— START —

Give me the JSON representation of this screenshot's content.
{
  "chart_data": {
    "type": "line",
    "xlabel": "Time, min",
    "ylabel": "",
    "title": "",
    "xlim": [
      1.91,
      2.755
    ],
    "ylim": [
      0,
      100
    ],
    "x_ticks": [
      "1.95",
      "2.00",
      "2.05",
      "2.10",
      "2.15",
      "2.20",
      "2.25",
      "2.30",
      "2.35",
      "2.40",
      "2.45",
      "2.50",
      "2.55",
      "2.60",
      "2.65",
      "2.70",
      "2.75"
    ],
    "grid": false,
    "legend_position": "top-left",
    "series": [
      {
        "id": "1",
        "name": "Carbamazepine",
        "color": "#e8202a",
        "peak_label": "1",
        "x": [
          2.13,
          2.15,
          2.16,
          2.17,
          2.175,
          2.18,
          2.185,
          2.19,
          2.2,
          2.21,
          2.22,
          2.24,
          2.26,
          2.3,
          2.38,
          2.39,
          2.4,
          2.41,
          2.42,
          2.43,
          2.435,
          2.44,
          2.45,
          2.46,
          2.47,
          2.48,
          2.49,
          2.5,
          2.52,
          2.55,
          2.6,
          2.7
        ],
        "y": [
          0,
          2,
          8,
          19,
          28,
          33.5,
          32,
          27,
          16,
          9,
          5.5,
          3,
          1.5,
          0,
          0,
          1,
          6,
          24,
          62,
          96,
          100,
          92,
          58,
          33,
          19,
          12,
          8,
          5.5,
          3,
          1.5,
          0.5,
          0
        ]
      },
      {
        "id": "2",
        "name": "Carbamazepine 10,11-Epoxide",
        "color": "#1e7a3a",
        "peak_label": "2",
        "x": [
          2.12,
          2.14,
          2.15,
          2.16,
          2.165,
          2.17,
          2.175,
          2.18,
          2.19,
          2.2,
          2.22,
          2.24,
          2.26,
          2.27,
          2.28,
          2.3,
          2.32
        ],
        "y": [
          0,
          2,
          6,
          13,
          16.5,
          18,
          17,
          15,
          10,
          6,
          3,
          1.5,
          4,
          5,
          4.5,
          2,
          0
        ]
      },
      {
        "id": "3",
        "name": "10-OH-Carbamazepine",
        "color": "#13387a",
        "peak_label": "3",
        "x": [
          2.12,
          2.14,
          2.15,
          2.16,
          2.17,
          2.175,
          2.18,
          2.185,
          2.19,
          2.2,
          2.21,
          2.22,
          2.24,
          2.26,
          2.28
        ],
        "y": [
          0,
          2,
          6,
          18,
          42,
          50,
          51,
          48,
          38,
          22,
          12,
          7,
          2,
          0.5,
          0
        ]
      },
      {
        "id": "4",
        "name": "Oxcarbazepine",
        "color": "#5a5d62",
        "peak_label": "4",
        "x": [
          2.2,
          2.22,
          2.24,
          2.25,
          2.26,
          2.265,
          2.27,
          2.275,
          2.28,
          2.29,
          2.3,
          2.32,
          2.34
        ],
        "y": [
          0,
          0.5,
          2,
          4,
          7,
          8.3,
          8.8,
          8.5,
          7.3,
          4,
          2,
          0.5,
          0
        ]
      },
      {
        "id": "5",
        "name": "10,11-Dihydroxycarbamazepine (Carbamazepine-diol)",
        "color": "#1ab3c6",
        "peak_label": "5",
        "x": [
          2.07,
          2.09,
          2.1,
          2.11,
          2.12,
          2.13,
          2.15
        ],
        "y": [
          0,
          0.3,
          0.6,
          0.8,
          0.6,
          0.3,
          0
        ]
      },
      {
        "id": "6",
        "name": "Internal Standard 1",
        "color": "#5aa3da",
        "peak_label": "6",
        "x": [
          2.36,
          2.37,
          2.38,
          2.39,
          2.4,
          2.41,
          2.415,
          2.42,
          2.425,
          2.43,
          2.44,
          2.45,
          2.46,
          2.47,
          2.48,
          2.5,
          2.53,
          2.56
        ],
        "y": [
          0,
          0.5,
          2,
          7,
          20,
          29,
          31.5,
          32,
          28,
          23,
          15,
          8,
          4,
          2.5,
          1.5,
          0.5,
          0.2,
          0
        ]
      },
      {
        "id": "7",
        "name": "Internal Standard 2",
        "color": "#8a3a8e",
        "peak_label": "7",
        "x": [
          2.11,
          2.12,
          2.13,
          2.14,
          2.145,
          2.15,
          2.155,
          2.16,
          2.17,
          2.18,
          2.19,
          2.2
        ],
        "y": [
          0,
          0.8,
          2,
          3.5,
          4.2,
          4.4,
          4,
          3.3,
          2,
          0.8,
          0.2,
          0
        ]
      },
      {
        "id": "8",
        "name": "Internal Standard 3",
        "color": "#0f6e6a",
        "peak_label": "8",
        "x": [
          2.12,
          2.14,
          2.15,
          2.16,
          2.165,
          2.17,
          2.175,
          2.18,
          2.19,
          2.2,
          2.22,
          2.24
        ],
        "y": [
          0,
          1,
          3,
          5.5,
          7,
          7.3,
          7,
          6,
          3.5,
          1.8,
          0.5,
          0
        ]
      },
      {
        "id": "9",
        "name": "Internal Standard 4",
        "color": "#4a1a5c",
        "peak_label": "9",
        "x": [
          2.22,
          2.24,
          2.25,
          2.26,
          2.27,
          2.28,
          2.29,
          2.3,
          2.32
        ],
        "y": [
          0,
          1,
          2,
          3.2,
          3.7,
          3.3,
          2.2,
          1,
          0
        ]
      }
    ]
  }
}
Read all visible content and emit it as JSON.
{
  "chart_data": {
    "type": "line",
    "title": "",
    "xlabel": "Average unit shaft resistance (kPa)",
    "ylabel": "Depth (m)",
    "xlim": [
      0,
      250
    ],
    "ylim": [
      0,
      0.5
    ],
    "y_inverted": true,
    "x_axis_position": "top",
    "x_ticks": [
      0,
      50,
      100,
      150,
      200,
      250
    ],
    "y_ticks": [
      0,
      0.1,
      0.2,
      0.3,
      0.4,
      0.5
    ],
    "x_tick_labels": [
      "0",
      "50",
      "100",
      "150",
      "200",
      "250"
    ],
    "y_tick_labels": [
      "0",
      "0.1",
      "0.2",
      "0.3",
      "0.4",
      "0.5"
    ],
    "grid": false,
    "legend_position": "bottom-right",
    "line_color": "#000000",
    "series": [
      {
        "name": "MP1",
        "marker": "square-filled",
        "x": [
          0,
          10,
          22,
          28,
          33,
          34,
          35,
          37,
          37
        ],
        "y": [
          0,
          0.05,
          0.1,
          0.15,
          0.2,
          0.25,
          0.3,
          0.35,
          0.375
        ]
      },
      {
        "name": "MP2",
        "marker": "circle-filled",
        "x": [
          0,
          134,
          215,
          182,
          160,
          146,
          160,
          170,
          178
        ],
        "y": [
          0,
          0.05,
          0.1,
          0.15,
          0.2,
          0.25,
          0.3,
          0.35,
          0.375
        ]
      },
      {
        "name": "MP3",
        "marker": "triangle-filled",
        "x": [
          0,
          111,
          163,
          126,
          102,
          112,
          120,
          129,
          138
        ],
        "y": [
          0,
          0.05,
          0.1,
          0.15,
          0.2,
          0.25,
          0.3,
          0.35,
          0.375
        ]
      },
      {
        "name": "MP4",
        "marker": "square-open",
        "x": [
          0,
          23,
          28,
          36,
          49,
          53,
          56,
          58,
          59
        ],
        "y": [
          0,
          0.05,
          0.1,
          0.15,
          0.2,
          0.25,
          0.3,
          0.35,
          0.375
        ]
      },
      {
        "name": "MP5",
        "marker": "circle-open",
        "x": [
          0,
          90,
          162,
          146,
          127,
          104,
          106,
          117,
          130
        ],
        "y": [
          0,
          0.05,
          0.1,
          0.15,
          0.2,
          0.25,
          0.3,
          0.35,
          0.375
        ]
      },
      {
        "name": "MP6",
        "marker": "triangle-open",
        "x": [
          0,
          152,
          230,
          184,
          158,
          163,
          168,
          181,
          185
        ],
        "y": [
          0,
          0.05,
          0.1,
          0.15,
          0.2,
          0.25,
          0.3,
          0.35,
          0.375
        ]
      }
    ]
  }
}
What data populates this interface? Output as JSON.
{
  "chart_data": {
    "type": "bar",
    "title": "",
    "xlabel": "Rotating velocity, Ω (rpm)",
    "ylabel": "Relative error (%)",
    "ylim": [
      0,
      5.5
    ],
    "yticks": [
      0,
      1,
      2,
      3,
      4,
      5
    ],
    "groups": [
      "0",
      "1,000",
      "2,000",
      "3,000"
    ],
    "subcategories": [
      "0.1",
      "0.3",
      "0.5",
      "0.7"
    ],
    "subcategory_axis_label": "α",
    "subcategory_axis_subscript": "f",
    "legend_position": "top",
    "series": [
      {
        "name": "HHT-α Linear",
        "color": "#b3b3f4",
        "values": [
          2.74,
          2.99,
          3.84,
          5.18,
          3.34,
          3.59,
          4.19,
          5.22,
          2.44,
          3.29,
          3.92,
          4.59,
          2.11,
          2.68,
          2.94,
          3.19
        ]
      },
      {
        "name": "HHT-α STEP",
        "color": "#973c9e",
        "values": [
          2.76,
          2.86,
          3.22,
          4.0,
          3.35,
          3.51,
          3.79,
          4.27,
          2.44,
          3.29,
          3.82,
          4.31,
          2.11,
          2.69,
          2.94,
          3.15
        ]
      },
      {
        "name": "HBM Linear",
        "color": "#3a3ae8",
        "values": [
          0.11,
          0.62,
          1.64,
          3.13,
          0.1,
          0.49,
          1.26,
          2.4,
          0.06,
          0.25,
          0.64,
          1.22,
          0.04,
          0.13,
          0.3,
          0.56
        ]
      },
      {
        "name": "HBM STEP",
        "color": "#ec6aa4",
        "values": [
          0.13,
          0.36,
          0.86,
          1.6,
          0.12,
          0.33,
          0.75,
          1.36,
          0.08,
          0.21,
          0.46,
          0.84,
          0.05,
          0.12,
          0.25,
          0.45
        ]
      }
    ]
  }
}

— END —

Task objective
Go through the listing above and pull out each line containing the word "triangle".

Result for this exercise
        "marker": "triangle-filled",
        "marker": "triangle-open",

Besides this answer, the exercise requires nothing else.